Excerpt from a dataset:
-----

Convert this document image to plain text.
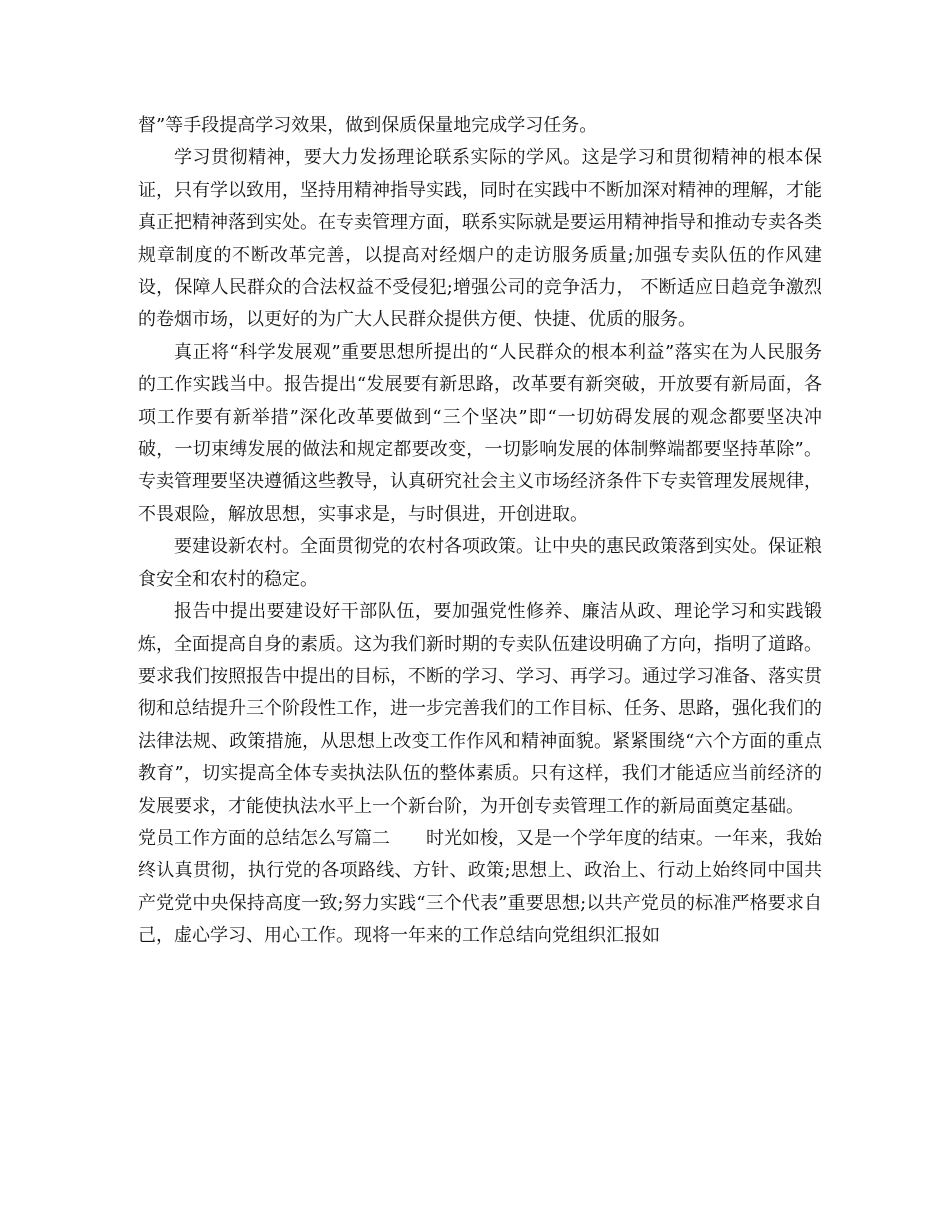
督”等手段提高学习效果，做到保质保量地完成学习任务。

学习贯彻精神，要大力发扬理论联系实际的学风。这是学习和贯彻精神的根本保证，只有学以致用，坚持用精神指导实践，同时在实践中不断加深对精神的理解，才能真正把精神落到实处。在专卖管理方面，联系实际就是要运用精神指导和推动专卖各类规章制度的不断改革完善，以提高对经烟户的走访服务质量;加强专卖队伍的作风建设，保障人民群众的合法权益不受侵犯;增强公司的竞争活力， 不断适应日趋竞争激烈的卷烟市场，以更好的为广大人民群众提供方便、快捷、优质的服务。

真正将“科学发展观”重要思想所提出的“人民群众的根本利益”落实在为人民服务的工作实践当中。报告提出“发展要有新思路，改革要有新突破，开放要有新局面，各项工作要有新举措”深化改革要做到“三个坚决”即“一切妨碍发展的观念都要坚决冲破，一切束缚发展的做法和规定都要改变，一切影响发展的体制弊端都要坚持革除”。专卖管理要坚决遵循这些教导，认真研究社会主义市场经济条件下专卖管理发展规律，不畏艰险，解放思想，实事求是，与时俱进，开创进取。

要建设新农村。全面贯彻党的农村各项政策。让中央的惠民政策落到实处。保证粮食安全和农村的稳定。

报告中提出要建设好干部队伍，要加强党性修养、廉洁从政、理论学习和实践锻炼，全面提高自身的素质。这为我们新时期的专卖队伍建设明确了方向，指明了道路。要求我们按照报告中提出的目标，不断的学习、学习、再学习。通过学习准备、落实贯彻和总结提升三个阶段性工作，进一步完善我们的工作目标、任务、思路，强化我们的法律法规、政策措施，从思想上改变工作作风和精神面貌。紧紧围绕“六个方面的重点教育”，切实提高全体专卖执法队伍的整体素质。只有这样，我们才能适应当前经济的发展要求，才能使执法水平上一个新台阶，为开创专卖管理工作的新局面奠定基础。

党员工作方面的总结怎么写篇二　　时光如梭，又是一个学年度的结束。一年来，我始终认真贯彻，执行党的各项路线、方针、政策;思想上、政治上、行动上始终同中国共产党党中央保持高度一致;努力实践“三个代表”重要思想;以共产党员的标准严格要求自己，虚心学习、用心工作。现将一年来的工作总结向党组织汇报如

-----

- **Instructions for the task**
Write out all the entries word for word, but skip any images.

- **Solved exercise**
Convert this document image to plain text.
督”等手段提高学习效果，做到保质保量地完成学习任务。

学习贯彻精神，要大力发扬理论联系实际的学风。这是学习和贯彻精神的根本保证，只有学以致用，坚持用精神指导实践，同时在实践中不断加深对精神的理解，才能真正把精神落到实处。在专卖管理方面，联系实际就是要运用精神指导和推动专卖各类规章制度的不断改革完善，以提高对经烟户的走访服务质量;加强专卖队伍的作风建设，保障人民群众的合法权益不受侵犯;增强公司的竞争活力， 不断适应日趋竞争激烈的卷烟市场，以更好的为广大人民群众提供方便、快捷、优质的服务。

真正将“科学发展观”重要思想所提出的“人民群众的根本利益”落实在为人民服务的工作实践当中。报告提出“发展要有新思路，改革要有新突破，开放要有新局面，各项工作要有新举措”深化改革要做到“三个坚决”即“一切妨碍发展的观念都要坚决冲破，一切束缚发展的做法和规定都要改变，一切影响发展的体制弊端都要坚持革除”。专卖管理要坚决遵循这些教导，认真研究社会主义市场经济条件下专卖管理发展规律，不畏艰险，解放思想，实事求是，与时俱进，开创进取。

要建设新农村。全面贯彻党的农村各项政策。让中央的惠民政策落到实处。保证粮食安全和农村的稳定。

报告中提出要建设好干部队伍，要加强党性修养、廉洁从政、理论学习和实践锻炼，全面提高自身的素质。这为我们新时期的专卖队伍建设明确了方向，指明了道路。要求我们按照报告中提出的目标，不断的学习、学习、再学习。通过学习准备、落实贯彻和总结提升三个阶段性工作，进一步完善我们的工作目标、任务、思路，强化我们的法律法规、政策措施，从思想上改变工作作风和精神面貌。紧紧围绕“六个方面的重点教育”，切实提高全体专卖执法队伍的整体素质。只有这样，我们才能适应当前经济的发展要求，才能使执法水平上一个新台阶，为开创专卖管理工作的新局面奠定基础。

党员工作方面的总结怎么写篇二　　时光如梭，又是一个学年度的结束。一年来，我始终认真贯彻，执行党的各项路线、方针、政策;思想上、政治上、行动上始终同中国共产党党中央保持高度一致;努力实践“三个代表”重要思想;以共产党员的标准严格要求自己，虚心学习、用心工作。现将一年来的工作总结向党组织汇报如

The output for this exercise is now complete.